Every entry must be given again exactly.

Listed records →
<<<<

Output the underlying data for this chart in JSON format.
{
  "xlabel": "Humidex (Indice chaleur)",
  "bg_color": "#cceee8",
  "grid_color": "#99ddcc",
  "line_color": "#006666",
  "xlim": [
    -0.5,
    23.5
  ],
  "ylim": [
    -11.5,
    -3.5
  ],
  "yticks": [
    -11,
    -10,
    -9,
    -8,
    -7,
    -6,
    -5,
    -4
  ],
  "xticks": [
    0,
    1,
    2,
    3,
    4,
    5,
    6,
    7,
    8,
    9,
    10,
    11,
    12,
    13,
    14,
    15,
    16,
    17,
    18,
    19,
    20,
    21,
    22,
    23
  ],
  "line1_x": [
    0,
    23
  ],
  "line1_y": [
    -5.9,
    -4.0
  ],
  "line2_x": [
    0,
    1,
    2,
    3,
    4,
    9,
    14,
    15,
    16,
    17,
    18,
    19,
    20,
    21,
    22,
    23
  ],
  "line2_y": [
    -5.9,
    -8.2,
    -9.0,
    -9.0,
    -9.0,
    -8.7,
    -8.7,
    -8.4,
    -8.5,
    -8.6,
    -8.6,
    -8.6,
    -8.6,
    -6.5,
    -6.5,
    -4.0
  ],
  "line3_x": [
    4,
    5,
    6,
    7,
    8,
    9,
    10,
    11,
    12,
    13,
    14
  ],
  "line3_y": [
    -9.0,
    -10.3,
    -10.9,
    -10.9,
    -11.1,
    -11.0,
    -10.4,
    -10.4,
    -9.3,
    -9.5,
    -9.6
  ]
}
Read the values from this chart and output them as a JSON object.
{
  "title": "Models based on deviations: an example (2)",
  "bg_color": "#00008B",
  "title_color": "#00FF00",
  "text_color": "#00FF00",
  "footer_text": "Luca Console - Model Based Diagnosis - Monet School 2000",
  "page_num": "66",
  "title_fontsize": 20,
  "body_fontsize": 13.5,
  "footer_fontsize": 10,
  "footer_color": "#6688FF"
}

>>>>

The result →
Output the underlying data for this chart in JSON format.
{
  "xlabel": "Humidex (Indice chaleur)",
  "bg_color": "#cceee8",
  "grid_color": "#99ddcc",
  "line_color": "#006666",
  "xlim": [
    -0.5,
    23.5
  ],
  "ylim": [
    -11.5,
    -3.5
  ],
  "yticks": [
    -11,
    -10,
    -9,
    -8,
    -7,
    -6,
    -5,
    -4
  ],
  "xticks": [
    0,
    1,
    2,
    3,
    4,
    5,
    6,
    7,
    8,
    9,
    10,
    11,
    12,
    13,
    14,
    15,
    16,
    17,
    18,
    19,
    20,
    21,
    22,
    23
  ],
  "line1_x": [
    0,
    23
  ],
  "line1_y": [
    -5.9,
    -4.0
  ],
  "line2_x": [
    0,
    1,
    2,
    3,
    4,
    9,
    14,
    15,
    16,
    17,
    18,
    19,
    20,
    21,
    22,
    23
  ],
  "line2_y": [
    -5.9,
    -8.2,
    -9.0,
    -9.0,
    -9.0,
    -8.7,
    -8.7,
    -8.4,
    -8.5,
    -8.6,
    -8.6,
    -8.6,
    -8.6,
    -6.5,
    -6.5,
    -4.0
  ],
  "line3_x": [
    4,
    5,
    6,
    7,
    8,
    9,
    10,
    11,
    12,
    13,
    14
  ],
  "line3_y": [
    -9.0,
    -10.3,
    -10.9,
    -10.9,
    -11.1,
    -11.0,
    -10.4,
    -10.4,
    -9.3,
    -9.5,
    -9.6
  ]
}
Read the values from this chart and output them as a JSON object.
{
  "title": "Models based on deviations: an example (2)",
  "bg_color": "#00008B",
  "title_color": "#00FF00",
  "text_color": "#00FF00",
  "footer_text": "Luca Console - Model Based Diagnosis - Monet School 2000",
  "page_num": "66",
  "title_fontsize": 20,
  "body_fontsize": 13.5,
  "footer_fontsize": 10,
  "footer_color": "#6688FF"
}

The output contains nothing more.